## Begin Task data

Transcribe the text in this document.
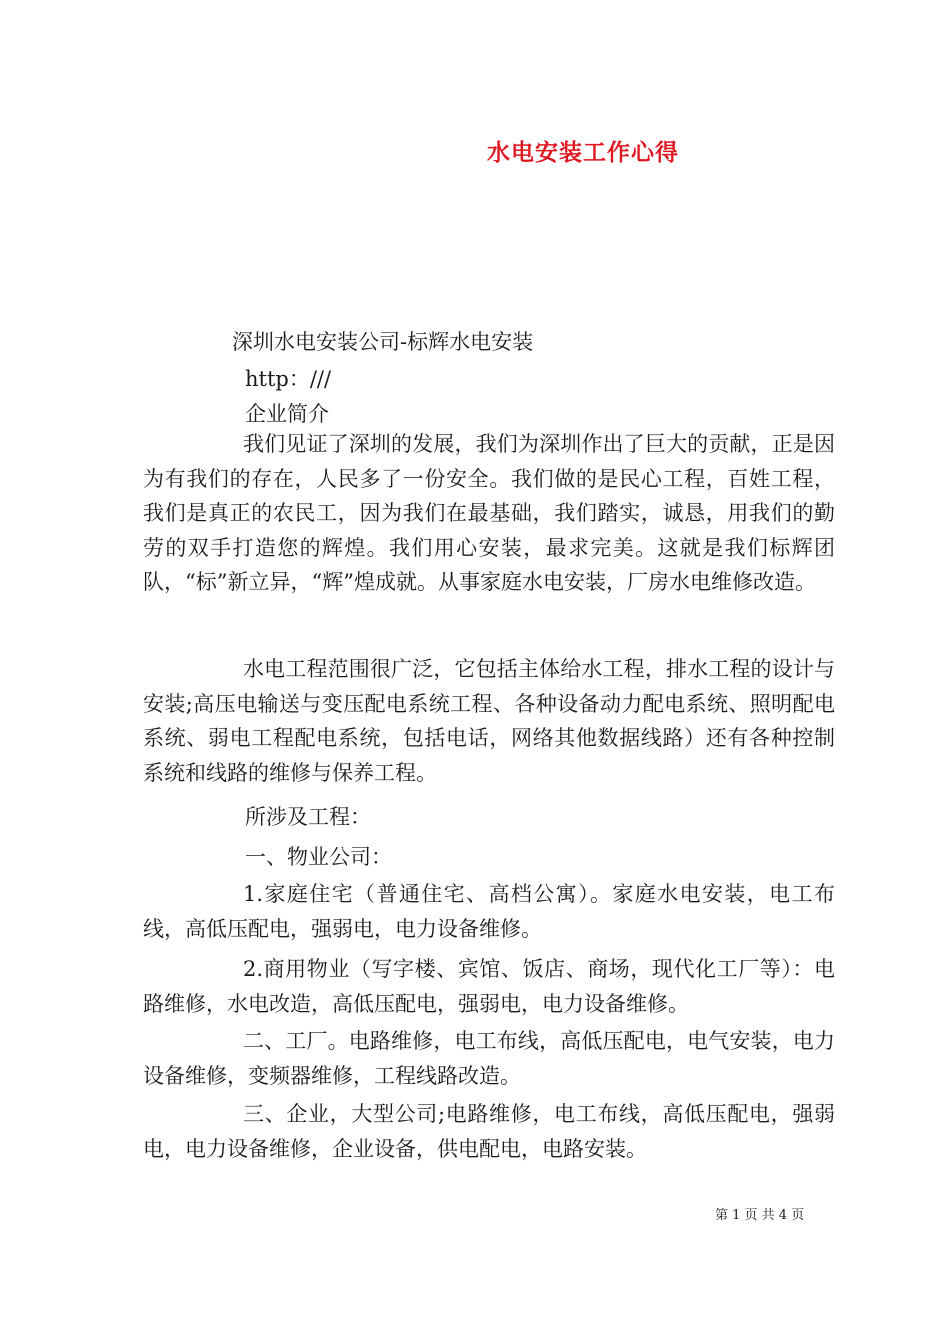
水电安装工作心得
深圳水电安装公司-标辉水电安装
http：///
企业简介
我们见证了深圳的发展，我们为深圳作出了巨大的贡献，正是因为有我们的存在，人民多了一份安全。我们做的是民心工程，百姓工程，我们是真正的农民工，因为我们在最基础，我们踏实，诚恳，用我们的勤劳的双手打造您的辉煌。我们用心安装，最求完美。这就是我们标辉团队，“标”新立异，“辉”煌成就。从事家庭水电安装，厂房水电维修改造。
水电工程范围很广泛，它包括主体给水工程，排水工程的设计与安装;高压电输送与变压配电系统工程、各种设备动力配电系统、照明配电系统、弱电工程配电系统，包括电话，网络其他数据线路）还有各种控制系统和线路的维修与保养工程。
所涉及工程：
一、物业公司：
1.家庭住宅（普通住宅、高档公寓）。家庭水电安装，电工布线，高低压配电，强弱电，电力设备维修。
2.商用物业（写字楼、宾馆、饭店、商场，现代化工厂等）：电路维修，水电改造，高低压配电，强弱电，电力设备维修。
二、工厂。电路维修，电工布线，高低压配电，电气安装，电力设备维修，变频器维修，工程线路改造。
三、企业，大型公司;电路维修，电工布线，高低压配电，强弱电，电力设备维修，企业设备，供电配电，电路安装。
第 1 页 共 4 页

## End Task data
## Begin Task data

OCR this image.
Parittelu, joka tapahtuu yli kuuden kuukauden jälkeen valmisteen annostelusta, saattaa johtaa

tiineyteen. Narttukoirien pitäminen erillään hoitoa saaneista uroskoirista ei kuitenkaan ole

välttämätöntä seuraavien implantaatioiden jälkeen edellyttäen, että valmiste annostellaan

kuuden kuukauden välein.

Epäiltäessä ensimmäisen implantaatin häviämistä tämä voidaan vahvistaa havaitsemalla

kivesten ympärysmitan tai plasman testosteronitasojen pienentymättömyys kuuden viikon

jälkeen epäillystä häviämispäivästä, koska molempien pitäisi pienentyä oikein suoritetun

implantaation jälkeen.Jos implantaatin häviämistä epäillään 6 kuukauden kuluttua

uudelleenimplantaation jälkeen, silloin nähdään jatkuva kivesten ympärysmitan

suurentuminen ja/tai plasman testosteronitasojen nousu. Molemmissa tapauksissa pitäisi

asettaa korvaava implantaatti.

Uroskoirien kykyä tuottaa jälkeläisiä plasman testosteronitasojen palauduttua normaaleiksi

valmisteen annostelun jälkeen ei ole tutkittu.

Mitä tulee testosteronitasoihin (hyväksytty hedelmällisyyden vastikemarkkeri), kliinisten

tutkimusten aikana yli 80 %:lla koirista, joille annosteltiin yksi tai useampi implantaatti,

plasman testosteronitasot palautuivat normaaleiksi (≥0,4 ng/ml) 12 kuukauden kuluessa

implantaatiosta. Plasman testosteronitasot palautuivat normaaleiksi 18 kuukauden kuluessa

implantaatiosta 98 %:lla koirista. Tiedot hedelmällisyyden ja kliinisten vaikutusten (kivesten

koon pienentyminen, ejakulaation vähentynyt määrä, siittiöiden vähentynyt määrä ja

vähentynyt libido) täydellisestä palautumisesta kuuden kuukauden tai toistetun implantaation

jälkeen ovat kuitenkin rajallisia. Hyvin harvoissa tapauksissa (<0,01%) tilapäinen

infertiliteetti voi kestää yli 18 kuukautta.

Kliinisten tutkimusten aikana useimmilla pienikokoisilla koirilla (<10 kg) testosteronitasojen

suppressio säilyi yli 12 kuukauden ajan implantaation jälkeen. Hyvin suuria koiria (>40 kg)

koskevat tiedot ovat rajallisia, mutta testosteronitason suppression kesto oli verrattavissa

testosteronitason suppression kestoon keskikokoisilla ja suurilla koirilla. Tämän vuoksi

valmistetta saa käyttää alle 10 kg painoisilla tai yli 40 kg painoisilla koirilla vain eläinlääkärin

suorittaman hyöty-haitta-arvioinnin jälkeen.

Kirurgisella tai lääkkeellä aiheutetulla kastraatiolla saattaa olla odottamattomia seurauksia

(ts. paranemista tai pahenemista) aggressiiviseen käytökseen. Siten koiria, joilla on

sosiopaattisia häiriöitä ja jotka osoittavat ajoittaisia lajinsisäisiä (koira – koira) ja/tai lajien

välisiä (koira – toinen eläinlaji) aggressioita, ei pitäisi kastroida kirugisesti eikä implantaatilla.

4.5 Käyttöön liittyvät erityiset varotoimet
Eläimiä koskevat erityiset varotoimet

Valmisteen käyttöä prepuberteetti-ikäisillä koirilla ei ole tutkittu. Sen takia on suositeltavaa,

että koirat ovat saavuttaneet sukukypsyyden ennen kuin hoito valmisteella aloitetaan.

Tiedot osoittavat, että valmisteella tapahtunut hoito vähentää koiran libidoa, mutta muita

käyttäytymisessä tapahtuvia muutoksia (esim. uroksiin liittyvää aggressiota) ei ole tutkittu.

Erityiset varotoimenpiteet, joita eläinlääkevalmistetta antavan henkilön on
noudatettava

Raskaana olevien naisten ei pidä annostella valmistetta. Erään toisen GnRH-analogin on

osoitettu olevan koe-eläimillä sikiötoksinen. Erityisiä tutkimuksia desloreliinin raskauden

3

## End Task data

→ Task description
Where a line contains the string "tapauksissa", extract that line.

→ Answer to the exercise
suurentuminen ja/tai plasman testosteronitasojen nousu. Molemmissa tapauksissa pitäisi
jälkeen ovat kuitenkin rajallisia. Hyvin harvoissa tapauksissa (<0,01%) tilapäinen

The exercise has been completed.